## Exercise
All entries must be extracted exactly, with nothing added or dropped.

Dataset items:
--------------------

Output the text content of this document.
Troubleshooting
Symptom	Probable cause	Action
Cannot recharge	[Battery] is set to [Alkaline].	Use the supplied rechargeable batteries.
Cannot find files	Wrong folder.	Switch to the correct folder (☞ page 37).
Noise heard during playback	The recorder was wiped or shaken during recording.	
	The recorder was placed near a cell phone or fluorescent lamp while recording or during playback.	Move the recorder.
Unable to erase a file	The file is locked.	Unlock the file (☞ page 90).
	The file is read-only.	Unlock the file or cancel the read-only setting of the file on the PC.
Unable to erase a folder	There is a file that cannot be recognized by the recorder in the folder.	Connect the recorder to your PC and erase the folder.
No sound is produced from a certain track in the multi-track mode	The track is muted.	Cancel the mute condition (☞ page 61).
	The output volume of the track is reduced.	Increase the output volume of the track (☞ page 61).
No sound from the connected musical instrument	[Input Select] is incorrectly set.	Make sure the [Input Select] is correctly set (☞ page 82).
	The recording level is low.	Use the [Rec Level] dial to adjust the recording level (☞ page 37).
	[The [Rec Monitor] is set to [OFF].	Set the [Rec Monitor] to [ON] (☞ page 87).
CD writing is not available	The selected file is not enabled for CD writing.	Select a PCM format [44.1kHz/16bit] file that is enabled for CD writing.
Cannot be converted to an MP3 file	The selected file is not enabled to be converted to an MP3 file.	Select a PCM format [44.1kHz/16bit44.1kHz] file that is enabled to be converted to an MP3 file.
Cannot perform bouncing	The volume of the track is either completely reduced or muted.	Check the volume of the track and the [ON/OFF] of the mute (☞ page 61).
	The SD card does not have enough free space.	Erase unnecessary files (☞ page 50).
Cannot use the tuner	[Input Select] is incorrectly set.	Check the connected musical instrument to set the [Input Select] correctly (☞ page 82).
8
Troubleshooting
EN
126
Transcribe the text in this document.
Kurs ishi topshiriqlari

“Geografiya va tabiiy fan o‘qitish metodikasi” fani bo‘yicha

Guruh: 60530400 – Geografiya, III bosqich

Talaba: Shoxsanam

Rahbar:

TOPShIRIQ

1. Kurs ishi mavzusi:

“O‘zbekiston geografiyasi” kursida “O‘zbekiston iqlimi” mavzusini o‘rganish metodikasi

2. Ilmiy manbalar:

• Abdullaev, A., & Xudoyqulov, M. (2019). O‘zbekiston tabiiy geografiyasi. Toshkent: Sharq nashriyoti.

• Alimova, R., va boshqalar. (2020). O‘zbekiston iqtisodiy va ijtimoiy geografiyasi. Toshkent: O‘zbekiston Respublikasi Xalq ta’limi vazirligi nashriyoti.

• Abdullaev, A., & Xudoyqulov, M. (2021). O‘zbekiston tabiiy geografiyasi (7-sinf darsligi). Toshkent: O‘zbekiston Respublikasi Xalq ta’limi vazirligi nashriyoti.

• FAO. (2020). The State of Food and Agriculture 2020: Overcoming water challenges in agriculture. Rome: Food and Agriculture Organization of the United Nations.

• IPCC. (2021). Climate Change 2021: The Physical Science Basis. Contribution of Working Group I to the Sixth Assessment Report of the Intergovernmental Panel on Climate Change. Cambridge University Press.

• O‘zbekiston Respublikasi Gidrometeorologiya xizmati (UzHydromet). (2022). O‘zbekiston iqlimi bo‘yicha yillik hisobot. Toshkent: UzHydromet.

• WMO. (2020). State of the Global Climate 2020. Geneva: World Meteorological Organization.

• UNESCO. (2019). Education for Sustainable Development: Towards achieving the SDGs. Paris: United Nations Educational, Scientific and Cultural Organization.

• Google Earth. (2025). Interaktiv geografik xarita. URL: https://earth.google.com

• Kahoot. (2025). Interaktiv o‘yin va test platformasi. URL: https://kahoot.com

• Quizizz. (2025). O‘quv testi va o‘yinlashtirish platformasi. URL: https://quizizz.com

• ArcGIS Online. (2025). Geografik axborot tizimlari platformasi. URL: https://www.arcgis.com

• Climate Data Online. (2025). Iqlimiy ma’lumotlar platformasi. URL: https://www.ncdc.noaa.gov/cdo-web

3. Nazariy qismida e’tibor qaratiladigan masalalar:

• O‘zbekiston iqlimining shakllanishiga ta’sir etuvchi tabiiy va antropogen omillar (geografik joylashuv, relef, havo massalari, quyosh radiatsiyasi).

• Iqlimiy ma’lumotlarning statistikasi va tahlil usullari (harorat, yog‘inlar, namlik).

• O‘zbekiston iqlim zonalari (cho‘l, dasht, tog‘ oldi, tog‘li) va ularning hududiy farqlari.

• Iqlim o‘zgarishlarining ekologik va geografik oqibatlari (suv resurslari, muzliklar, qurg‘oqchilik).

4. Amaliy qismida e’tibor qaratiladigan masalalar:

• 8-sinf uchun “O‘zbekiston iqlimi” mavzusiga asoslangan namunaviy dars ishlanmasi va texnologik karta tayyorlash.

--------------------

## Exercise output
Output the text content of this document.
Troubleshooting
Symptom	Probable cause	Action
Cannot recharge	[Battery] is set to [Alkaline].	Use the supplied rechargeable batteries.
Cannot find files	Wrong folder.	Switch to the correct folder (☞ page 37).
Noise heard during playback	The recorder was wiped or shaken during recording.	
	The recorder was placed near a cell phone or fluorescent lamp while recording or during playback.	Move the recorder.
Unable to erase a file	The file is locked.	Unlock the file (☞ page 90).
	The file is read-only.	Unlock the file or cancel the read-only setting of the file on the PC.
Unable to erase a folder	There is a file that cannot be recognized by the recorder in the folder.	Connect the recorder to your PC and erase the folder.
No sound is produced from a certain track in the multi-track mode	The track is muted.	Cancel the mute condition (☞ page 61).
	The output volume of the track is reduced.	Increase the output volume of the track (☞ page 61).
No sound from the connected musical instrument	[Input Select] is incorrectly set.	Make sure the [Input Select] is correctly set (☞ page 82).
	The recording level is low.	Use the [Rec Level] dial to adjust the recording level (☞ page 37).
	[The [Rec Monitor] is set to [OFF].	Set the [Rec Monitor] to [ON] (☞ page 87).
CD writing is not available	The selected file is not enabled for CD writing.	Select a PCM format [44.1kHz/16bit] file that is enabled for CD writing.
Cannot be converted to an MP3 file	The selected file is not enabled to be converted to an MP3 file.	Select a PCM format [44.1kHz/16bit44.1kHz] file that is enabled to be converted to an MP3 file.
Cannot perform bouncing	The volume of the track is either completely reduced or muted.	Check the volume of the track and the [ON/OFF] of the mute (☞ page 61).
	The SD card does not have enough free space.	Erase unnecessary files (☞ page 50).
Cannot use the tuner	[Input Select] is incorrectly set.	Check the connected musical instrument to set the [Input Select] correctly (☞ page 82).
8
Troubleshooting
EN
126
Transcribe the text in this document.
Kurs ishi topshiriqlari

“Geografiya va tabiiy fan o‘qitish metodikasi” fani bo‘yicha

Guruh: 60530400 – Geografiya, III bosqich

Talaba: Shoxsanam

Rahbar:

TOPShIRIQ

1. Kurs ishi mavzusi:

“O‘zbekiston geografiyasi” kursida “O‘zbekiston iqlimi” mavzusini o‘rganish metodikasi

2. Ilmiy manbalar:

• Abdullaev, A., & Xudoyqulov, M. (2019). O‘zbekiston tabiiy geografiyasi. Toshkent: Sharq nashriyoti.

• Alimova, R., va boshqalar. (2020). O‘zbekiston iqtisodiy va ijtimoiy geografiyasi. Toshkent: O‘zbekiston Respublikasi Xalq ta’limi vazirligi nashriyoti.

• Abdullaev, A., & Xudoyqulov, M. (2021). O‘zbekiston tabiiy geografiyasi (7-sinf darsligi). Toshkent: O‘zbekiston Respublikasi Xalq ta’limi vazirligi nashriyoti.

• FAO. (2020). The State of Food and Agriculture 2020: Overcoming water challenges in agriculture. Rome: Food and Agriculture Organization of the United Nations.

• IPCC. (2021). Climate Change 2021: The Physical Science Basis. Contribution of Working Group I to the Sixth Assessment Report of the Intergovernmental Panel on Climate Change. Cambridge University Press.

• O‘zbekiston Respublikasi Gidrometeorologiya xizmati (UzHydromet). (2022). O‘zbekiston iqlimi bo‘yicha yillik hisobot. Toshkent: UzHydromet.

• WMO. (2020). State of the Global Climate 2020. Geneva: World Meteorological Organization.

• UNESCO. (2019). Education for Sustainable Development: Towards achieving the SDGs. Paris: United Nations Educational, Scientific and Cultural Organization.

• Google Earth. (2025). Interaktiv geografik xarita. URL: https://earth.google.com

• Kahoot. (2025). Interaktiv o‘yin va test platformasi. URL: https://kahoot.com

• Quizizz. (2025). O‘quv testi va o‘yinlashtirish platformasi. URL: https://quizizz.com

• ArcGIS Online. (2025). Geografik axborot tizimlari platformasi. URL: https://www.arcgis.com

• Climate Data Online. (2025). Iqlimiy ma’lumotlar platformasi. URL: https://www.ncdc.noaa.gov/cdo-web

3. Nazariy qismida e’tibor qaratiladigan masalalar:

• O‘zbekiston iqlimining shakllanishiga ta’sir etuvchi tabiiy va antropogen omillar (geografik joylashuv, relef, havo massalari, quyosh radiatsiyasi).

• Iqlimiy ma’lumotlarning statistikasi va tahlil usullari (harorat, yog‘inlar, namlik).

• O‘zbekiston iqlim zonalari (cho‘l, dasht, tog‘ oldi, tog‘li) va ularning hududiy farqlari.

• Iqlim o‘zgarishlarining ekologik va geografik oqibatlari (suv resurslari, muzliklar, qurg‘oqchilik).

4. Amaliy qismida e’tibor qaratiladigan masalalar:

• 8-sinf uchun “O‘zbekiston iqlimi” mavzusiga asoslangan namunaviy dars ishlanmasi va texnologik karta tayyorlash.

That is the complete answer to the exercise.